*TASK DATA*:
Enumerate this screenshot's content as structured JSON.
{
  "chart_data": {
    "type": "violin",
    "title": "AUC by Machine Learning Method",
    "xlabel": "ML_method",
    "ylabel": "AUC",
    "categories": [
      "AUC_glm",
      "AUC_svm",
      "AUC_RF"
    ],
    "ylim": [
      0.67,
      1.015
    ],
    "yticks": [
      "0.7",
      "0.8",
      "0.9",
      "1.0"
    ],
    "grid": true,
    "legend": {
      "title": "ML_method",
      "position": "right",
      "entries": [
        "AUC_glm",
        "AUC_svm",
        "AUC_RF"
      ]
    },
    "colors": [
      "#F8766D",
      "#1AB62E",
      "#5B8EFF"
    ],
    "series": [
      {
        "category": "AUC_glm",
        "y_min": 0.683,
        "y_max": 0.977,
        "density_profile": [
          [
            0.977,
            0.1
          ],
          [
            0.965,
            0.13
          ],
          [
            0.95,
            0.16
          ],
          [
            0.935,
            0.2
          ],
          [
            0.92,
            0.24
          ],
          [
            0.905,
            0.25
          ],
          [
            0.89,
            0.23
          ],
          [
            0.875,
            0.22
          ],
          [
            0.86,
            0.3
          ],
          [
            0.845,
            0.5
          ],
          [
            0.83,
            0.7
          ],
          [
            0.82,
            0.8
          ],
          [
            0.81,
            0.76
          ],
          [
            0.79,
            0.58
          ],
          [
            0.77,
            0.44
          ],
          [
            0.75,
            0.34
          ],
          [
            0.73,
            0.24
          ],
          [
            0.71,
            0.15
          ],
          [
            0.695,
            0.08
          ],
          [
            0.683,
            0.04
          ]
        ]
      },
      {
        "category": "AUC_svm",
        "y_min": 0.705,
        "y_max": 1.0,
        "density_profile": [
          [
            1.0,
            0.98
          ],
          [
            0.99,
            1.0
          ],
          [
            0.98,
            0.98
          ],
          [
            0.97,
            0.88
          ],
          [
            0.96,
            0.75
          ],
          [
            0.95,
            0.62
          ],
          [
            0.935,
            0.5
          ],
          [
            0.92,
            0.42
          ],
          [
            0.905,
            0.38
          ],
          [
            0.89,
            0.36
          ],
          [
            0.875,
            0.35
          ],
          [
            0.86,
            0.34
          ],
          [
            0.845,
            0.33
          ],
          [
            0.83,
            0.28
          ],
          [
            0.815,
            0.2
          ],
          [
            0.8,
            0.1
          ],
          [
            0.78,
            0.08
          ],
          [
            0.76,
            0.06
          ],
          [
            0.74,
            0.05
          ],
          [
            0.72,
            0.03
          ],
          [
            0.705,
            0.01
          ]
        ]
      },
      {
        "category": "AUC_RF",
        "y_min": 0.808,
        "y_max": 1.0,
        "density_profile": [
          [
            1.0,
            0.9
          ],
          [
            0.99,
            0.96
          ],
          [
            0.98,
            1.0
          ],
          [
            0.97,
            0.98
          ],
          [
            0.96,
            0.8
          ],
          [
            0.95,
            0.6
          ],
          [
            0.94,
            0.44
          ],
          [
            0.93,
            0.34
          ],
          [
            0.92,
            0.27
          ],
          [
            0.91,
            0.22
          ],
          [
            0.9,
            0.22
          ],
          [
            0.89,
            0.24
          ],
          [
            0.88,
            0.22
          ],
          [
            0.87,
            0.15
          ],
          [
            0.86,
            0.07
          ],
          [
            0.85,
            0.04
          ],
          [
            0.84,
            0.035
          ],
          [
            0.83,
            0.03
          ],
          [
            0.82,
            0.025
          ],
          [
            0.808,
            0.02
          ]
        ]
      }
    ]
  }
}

*WORK TO DO*: Scan the material above for the word "category". Copy each line where it occurs.

*TASK ANSWER*:
        "category": "AUC_glm",
        "category": "AUC_svm",
        "category": "AUC_RF",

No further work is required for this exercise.